- **Текстовый блок**
━━━━━━━━━━━━━━━━━━━━
Ещё две девушки выскочили из-за эстрады и решительно уселись в первом ряду. На задних рядах тоже появились люди. Подойдя к скамьям, сначала стояли, смотря на нас, а потом занимали крайние места.

                От морей до гор высоких
                Посреди родных широт
                Всё бегут бегут дороги
                И зовут они вперёд!

Вот он, звёздный час! Крысолов из сказки увлекает своей дудочкой крыс из города. К концу первой песенки половина скамей была занята. Следующая собирала аншлаг. По другому у нас не было.
Кстати, никакой иронии по поводу текстов песен, никакой вообще мысли о содержании их не возникало, так как главное было спеть хорошо. И мелодия должна была нравиться. 
С особенной грустью вспоминаю последние лагерные концерты. К шестому классу петь становилось всё трудней. Особенно в верхних регистрах—мой голос вот-вот должен был начать ломаться. Но перед этим он стал меняться, как бы загустевал, тембр его тоже менялся, становился чуть ниже, чистая детскость уступила мальчишеской романтике. Это был пик успеха, хотя чем дальше, тем труднее было избежать «петуха» на верхних нотах. До сих пор такой особенный мальчиковый голос накануне ломки вызывает у меня ностальгический трепет.

С этой ломкой связана одна история. На нашем этаже жил мальчишка, Витька Крайнов на три года старше меня. Наши матери общались друг с другом, обычно он с матерью приходили к нам в гости, но со мной ему, как я сейчас думаю, было неинтересно, всё-таки три года-- разница чудовищная, поэтому просто были знакомы, без дружбы особой.
Однажды он позвал меня к себе домой. Такого ещё не было.
--Хочешь сахара?
Я кивнул. От подступившей слюны говорить не мог. Сахар был дефицитом, как впрочем всё в те времена. Он протянул мне чайную ложку полную с верхом сахарного песка. Я открыл рот и он высыпал туда всё.
Приготовившись к блаженству, я не сразу понял, что произошло. Всё нёбо вдруг охватило огнём, как будто с него, с нёба, содрали кожу. Я, наверное, заорал, вернее хотел заорать, но не мог издать ни звука, так как рефлекторно стал выплёвывать эту мерзость изо рта, откашливаться, стараясь чтобы она не попала в горло. Помчался к крану на кухне, набрал в рот воды, выплюнул, снова набрал и полоскал до тех пор пока не смог нормально вздохнуть. Витька довольно хохотал у меня за спиной. Он угостил меня вместо сахара порошком лимонной кислоты, внешне очень похожей на сахарный песок.
━━━━━━━━━━━━━━━━━━━━
- **Исследуемые данные**
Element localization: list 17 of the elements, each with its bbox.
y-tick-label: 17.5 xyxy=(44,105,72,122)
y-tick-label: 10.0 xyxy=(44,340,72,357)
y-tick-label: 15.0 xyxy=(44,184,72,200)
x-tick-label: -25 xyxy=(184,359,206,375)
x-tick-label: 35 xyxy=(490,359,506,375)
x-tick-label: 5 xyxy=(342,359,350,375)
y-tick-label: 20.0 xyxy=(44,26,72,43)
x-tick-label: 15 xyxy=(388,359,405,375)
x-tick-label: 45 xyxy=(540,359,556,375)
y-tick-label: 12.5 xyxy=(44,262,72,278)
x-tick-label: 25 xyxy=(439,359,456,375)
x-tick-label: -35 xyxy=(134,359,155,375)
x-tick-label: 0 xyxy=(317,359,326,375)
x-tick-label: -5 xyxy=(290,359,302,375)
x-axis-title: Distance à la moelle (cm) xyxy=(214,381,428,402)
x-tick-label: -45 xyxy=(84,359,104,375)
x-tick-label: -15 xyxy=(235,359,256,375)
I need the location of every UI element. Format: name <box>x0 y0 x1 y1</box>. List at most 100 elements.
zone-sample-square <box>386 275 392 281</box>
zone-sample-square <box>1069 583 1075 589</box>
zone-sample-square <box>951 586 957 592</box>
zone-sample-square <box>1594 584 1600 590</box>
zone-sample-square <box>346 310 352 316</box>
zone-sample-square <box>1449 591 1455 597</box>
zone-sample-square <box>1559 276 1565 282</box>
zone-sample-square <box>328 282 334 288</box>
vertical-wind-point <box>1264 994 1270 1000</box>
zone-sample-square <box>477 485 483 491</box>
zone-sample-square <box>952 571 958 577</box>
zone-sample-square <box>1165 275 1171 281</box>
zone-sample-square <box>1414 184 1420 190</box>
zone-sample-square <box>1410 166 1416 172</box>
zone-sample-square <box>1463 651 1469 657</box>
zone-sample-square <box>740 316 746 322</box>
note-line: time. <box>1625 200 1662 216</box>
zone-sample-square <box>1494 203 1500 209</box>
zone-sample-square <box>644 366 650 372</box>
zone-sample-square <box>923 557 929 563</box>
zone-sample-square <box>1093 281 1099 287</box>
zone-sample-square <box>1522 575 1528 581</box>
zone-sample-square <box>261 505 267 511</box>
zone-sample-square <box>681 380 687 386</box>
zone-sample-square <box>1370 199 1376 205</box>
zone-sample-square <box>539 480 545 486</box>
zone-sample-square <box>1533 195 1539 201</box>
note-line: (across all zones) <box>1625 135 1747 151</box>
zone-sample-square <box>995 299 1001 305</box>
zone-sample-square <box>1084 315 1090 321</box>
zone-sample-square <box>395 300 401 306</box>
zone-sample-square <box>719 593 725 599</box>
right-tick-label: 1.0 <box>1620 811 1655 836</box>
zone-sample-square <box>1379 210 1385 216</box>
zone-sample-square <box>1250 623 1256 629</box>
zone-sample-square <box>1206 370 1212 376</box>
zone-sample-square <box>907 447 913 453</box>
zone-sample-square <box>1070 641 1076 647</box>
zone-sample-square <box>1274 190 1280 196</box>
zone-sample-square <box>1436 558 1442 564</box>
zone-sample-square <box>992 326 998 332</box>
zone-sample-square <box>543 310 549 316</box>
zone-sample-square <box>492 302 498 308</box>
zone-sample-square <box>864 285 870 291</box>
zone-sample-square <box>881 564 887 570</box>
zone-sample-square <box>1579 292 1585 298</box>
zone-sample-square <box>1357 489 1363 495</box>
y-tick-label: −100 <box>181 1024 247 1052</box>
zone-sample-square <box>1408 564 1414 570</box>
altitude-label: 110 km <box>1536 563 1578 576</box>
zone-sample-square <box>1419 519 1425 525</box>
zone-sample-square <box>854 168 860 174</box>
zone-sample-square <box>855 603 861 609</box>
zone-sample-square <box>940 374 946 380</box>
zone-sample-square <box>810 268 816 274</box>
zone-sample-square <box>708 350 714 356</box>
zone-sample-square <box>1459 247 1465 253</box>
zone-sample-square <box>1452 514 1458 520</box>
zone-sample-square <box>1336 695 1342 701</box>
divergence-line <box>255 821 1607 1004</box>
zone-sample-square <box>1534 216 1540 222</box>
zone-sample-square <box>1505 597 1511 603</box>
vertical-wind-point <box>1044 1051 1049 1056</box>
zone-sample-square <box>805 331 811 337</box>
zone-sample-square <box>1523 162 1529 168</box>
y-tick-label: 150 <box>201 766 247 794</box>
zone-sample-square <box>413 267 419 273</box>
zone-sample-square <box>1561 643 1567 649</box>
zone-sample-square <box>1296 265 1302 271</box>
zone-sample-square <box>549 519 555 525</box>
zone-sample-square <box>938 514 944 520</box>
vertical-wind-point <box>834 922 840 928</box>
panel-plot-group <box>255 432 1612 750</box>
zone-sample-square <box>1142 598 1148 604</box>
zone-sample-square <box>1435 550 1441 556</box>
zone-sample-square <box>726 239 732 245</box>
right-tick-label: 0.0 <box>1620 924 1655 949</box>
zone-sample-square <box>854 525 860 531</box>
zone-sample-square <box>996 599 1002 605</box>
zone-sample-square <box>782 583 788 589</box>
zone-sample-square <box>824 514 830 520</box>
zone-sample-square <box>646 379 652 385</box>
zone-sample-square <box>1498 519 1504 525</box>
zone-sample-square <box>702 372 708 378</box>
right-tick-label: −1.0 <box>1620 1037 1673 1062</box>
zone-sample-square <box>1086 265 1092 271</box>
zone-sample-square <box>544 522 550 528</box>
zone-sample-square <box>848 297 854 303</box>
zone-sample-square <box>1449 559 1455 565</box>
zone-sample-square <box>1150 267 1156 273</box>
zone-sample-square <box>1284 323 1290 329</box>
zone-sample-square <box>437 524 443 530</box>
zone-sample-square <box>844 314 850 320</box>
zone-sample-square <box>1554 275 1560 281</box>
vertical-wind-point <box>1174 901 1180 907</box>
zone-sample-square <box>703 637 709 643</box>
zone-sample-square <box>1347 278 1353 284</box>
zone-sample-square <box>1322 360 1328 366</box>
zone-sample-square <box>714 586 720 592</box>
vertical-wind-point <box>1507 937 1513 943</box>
━━━━━━━━━━━━━━━━━━━━
- **Вопросы по материалу**
• 1. Выпишите из воспоминаний о детстве фрагмент от слов «С особенной грустью» до слов «меня ностальгический трепет.».
• 2. Что, согласно воспоминаниям о детстве, Витька Крайнов высыпал в рот вместо сахарного песка?
• 3. Напишите продолжение воспоминаний о детстве, начиная сразу после их последнего предложения.

- **Ответы на задания**
• 1.
С особенной грустью вспоминаю последние лагерные концерты. К шестому классу петь становилось всё трудней. Особенно в верхних регистрах—мой голос вот-вот должен был начать ломаться. Но перед этим он стал меняться, как бы загустевал, тембр его тоже менялся, становился чуть ниже, чистая детскость уступила мальчишеской романтике. Это был пик успеха, хотя чем дальше, тем труднее было избежать «петуха» на верхних нотах. До сих пор такой особенный мальчиковый голос накануне ломки вызывает у меня ностальгический трепет.

• 2. Порошок лимонной кислоты.

• 3.
Говорят, память избирательна. Ещё как избирательна! Этот «сахар» я запомнил на всю жизнь. Я не мог петь несколько дней. А, главное, не мог понять зачем Витьке понадобилось устроить этот эксперимент. Просто озорство? Вряд ли, он же был почти взрослым. Почему я вообще упомянул о Витьке, сейчас объясню.
Однажды, сидя дома, я услышал какой-то рёв в коридоре. Мужской голос громко кричал что-то. Я спросил у сестёр, что там случилось.
--Это Витька Крайнов тренирует голос,--сообщили они,--у него нашли способности. Это было так неожиданно, ведь до сих пор он никогда не пел. Я выскочил в коридор и стал слушать. Действительно, Витька распевал гаммы, не заботясь о жильцах, его было слышно на улице. Честно говоря, я был уязвлён. Во-первых, он ничего про своё пение мне не говорил, а во-вторых, какой такой голос, если голос у меня? Но, послушав подольше, я пришёл к выводу, что эти натужные верхние ноты нельзя назвать пением и несколько успокоился. Однако возникший момент ревности я помню очень хорошо. Теперь при встречах я снисходительно отзывался о его упражнениях.
Мой дискант, между тем, заканчивался. Я ещё ходил на «охрану голоса», делал какие-то упражнения, но толку было мало. В седьмом, примерно, классе всё было кончено. Дальше можно было развивать то, во что превратился мой дискант. Но…последние классы, художественная школа, то да сё—бросил я об этом думать. После школы был московский архитектурный институт и в Казани я бывал только на каникулах. В один из приездов я поинтересовался Витькой Крайновым.
--Он поёт в оперном театре,-- сказала мама,--он там солист или что-то в этом роде, я точно не знаю.
Да…зря я посмеивался.
А на меня время от времени накатывало и хотелось петь. Но в общежитии не попоёшь и я несколько лет пел в хоре московских студентов при консерватории.